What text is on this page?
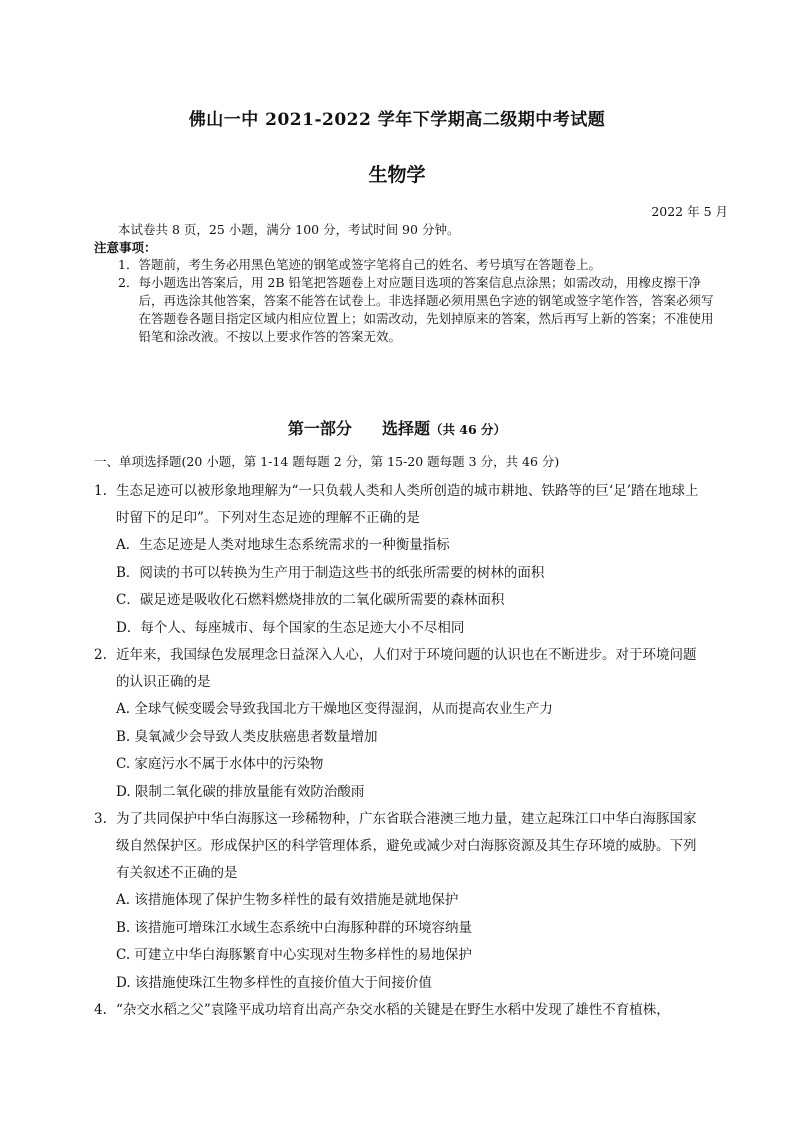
佛山一中 2021-2022 学年下学期高二级期中考试题
生物学
2022 年 5 月
本试卷共 8 页，25 小题，满分 100 分，考试时间 90 分钟。
注意事项：
1． 答题前，考生务必用黑色笔迹的钢笔或签字笔将自己的姓名、考号填写在答题卷上。
2． 每小题选出答案后，用 2B 铅笔把答题卷上对应题目选项的答案信息点涂黑；如需改动，用橡皮擦干净后，再选涂其他答案，答案不能答在试卷上。非选择题必须用黑色字迹的钢笔或签字笔作答，答案必须写在答题卷各题目指定区域内相应位置上；如需改动，先划掉原来的答案，然后再写上新的答案；不准使用铅笔和涂改液。不按以上要求作答的答案无效。
第一部分 选择题（共 46 分）
一、单项选择题(20 小题，第 1-14 题每题 2 分，第 15-20 题每题 3 分，共 46 分)
1. 生态足迹可以被形象地理解为“一只负载人类和人类所创造的城市耕地、铁路等的巨‘足’踏在地球上时留下的足印”。下列对生态足迹的理解不正确的是
A．生态足迹是人类对地球生态系统需求的一种衡量指标
B．阅读的书可以转换为生产用于制造这些书的纸张所需要的树林的面积
C．碳足迹是吸收化石燃料燃烧排放的二氧化碳所需要的森林面积
D．每个人、每座城市、每个国家的生态足迹大小不尽相同
2. 近年来，我国绿色发展理念日益深入人心，人们对于环境问题的认识也在不断进步。对于环境问题的认识正确的是
A. 全球气候变暖会导致我国北方干燥地区变得湿润，从而提高农业生产力
B. 臭氧减少会导致人类皮肤癌患者数量增加
C. 家庭污水不属于水体中的污染物
D. 限制二氧化碳的排放量能有效防治酸雨
3. 为了共同保护中华白海豚这一珍稀物种，广东省联合港澳三地力量，建立起珠江口中华白海豚国家级自然保护区。形成保护区的科学管理体系，避免或减少对白海豚资源及其生存环境的威胁。下列有关叙述不正确的是
A. 该措施体现了保护生物多样性的最有效措施是就地保护
B. 该措施可增珠江水域生态系统中白海豚种群的环境容纳量
C. 可建立中华白海豚繁育中心实现对生物多样性的易地保护
D. 该措施使珠江生物多样性的直接价值大于间接价值
4. “杂交水稻之父”袁隆平成功培育出高产杂交水稻的关键是在野生水稻中发现了雄性不育植株，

^^^^

__THE REQUEST__:
Apart from the pictures, the entries above are to be repeated in full and exactly.

__FULL RESPONSE__:
What text is on this page?
佛山一中 2021-2022 学年下学期高二级期中考试题
生物学
2022 年 5 月
本试卷共 8 页，25 小题，满分 100 分，考试时间 90 分钟。
注意事项：
1． 答题前，考生务必用黑色笔迹的钢笔或签字笔将自己的姓名、考号填写在答题卷上。
2． 每小题选出答案后，用 2B 铅笔把答题卷上对应题目选项的答案信息点涂黑；如需改动，用橡皮擦干净后，再选涂其他答案，答案不能答在试卷上。非选择题必须用黑色字迹的钢笔或签字笔作答，答案必须写在答题卷各题目指定区域内相应位置上；如需改动，先划掉原来的答案，然后再写上新的答案；不准使用铅笔和涂改液。不按以上要求作答的答案无效。
第一部分 选择题（共 46 分）
一、单项选择题(20 小题，第 1-14 题每题 2 分，第 15-20 题每题 3 分，共 46 分)
1. 生态足迹可以被形象地理解为“一只负载人类和人类所创造的城市耕地、铁路等的巨‘足’踏在地球上时留下的足印”。下列对生态足迹的理解不正确的是
A．生态足迹是人类对地球生态系统需求的一种衡量指标
B．阅读的书可以转换为生产用于制造这些书的纸张所需要的树林的面积
C．碳足迹是吸收化石燃料燃烧排放的二氧化碳所需要的森林面积
D．每个人、每座城市、每个国家的生态足迹大小不尽相同
2. 近年来，我国绿色发展理念日益深入人心，人们对于环境问题的认识也在不断进步。对于环境问题的认识正确的是
A. 全球气候变暖会导致我国北方干燥地区变得湿润，从而提高农业生产力
B. 臭氧减少会导致人类皮肤癌患者数量增加
C. 家庭污水不属于水体中的污染物
D. 限制二氧化碳的排放量能有效防治酸雨
3. 为了共同保护中华白海豚这一珍稀物种，广东省联合港澳三地力量，建立起珠江口中华白海豚国家级自然保护区。形成保护区的科学管理体系，避免或减少对白海豚资源及其生存环境的威胁。下列有关叙述不正确的是
A. 该措施体现了保护生物多样性的最有效措施是就地保护
B. 该措施可增珠江水域生态系统中白海豚种群的环境容纳量
C. 可建立中华白海豚繁育中心实现对生物多样性的易地保护
D. 该措施使珠江生物多样性的直接价值大于间接价值
4. “杂交水稻之父”袁隆平成功培育出高产杂交水稻的关键是在野生水稻中发现了雄性不育植株，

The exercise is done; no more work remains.